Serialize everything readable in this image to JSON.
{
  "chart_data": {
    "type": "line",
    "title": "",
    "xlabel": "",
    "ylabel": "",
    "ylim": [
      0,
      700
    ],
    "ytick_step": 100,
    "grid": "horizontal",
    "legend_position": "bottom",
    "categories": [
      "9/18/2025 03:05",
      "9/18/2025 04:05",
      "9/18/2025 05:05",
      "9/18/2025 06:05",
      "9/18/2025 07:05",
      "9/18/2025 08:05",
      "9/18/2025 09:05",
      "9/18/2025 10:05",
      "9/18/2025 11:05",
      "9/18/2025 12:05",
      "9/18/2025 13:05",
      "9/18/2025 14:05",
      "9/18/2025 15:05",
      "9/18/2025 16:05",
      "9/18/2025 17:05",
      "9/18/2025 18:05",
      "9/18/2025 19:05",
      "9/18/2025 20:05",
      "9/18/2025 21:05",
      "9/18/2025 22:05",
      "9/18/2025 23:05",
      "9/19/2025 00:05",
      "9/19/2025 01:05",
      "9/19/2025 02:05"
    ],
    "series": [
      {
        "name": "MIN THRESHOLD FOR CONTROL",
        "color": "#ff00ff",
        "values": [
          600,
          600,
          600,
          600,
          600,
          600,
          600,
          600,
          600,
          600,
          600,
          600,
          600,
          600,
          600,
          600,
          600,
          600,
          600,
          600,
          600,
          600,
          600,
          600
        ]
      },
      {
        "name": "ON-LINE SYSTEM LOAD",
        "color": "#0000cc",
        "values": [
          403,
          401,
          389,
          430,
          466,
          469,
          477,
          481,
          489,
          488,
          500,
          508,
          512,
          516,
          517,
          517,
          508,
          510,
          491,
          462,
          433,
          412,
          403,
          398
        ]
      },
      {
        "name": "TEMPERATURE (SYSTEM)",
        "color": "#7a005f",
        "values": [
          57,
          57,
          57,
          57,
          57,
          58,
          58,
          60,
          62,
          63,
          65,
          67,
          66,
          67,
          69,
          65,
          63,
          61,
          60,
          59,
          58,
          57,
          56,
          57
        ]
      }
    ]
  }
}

SET EXERCISE: Return the whole listing exactly.

SOLUTION TO THIS PROBLEM:
Serialize everything readable in this image to JSON.
{
  "chart_data": {
    "type": "line",
    "title": "",
    "xlabel": "",
    "ylabel": "",
    "ylim": [
      0,
      700
    ],
    "ytick_step": 100,
    "grid": "horizontal",
    "legend_position": "bottom",
    "categories": [
      "9/18/2025 03:05",
      "9/18/2025 04:05",
      "9/18/2025 05:05",
      "9/18/2025 06:05",
      "9/18/2025 07:05",
      "9/18/2025 08:05",
      "9/18/2025 09:05",
      "9/18/2025 10:05",
      "9/18/2025 11:05",
      "9/18/2025 12:05",
      "9/18/2025 13:05",
      "9/18/2025 14:05",
      "9/18/2025 15:05",
      "9/18/2025 16:05",
      "9/18/2025 17:05",
      "9/18/2025 18:05",
      "9/18/2025 19:05",
      "9/18/2025 20:05",
      "9/18/2025 21:05",
      "9/18/2025 22:05",
      "9/18/2025 23:05",
      "9/19/2025 00:05",
      "9/19/2025 01:05",
      "9/19/2025 02:05"
    ],
    "series": [
      {
        "name": "MIN THRESHOLD FOR CONTROL",
        "color": "#ff00ff",
        "values": [
          600,
          600,
          600,
          600,
          600,
          600,
          600,
          600,
          600,
          600,
          600,
          600,
          600,
          600,
          600,
          600,
          600,
          600,
          600,
          600,
          600,
          600,
          600,
          600
        ]
      },
      {
        "name": "ON-LINE SYSTEM LOAD",
        "color": "#0000cc",
        "values": [
          403,
          401,
          389,
          430,
          466,
          469,
          477,
          481,
          489,
          488,
          500,
          508,
          512,
          516,
          517,
          517,
          508,
          510,
          491,
          462,
          433,
          412,
          403,
          398
        ]
      },
      {
        "name": "TEMPERATURE (SYSTEM)",
        "color": "#7a005f",
        "values": [
          57,
          57,
          57,
          57,
          57,
          58,
          58,
          60,
          62,
          63,
          65,
          67,
          66,
          67,
          69,
          65,
          63,
          61,
          60,
          59,
          58,
          57,
          56,
          57
        ]
      }
    ]
  }
}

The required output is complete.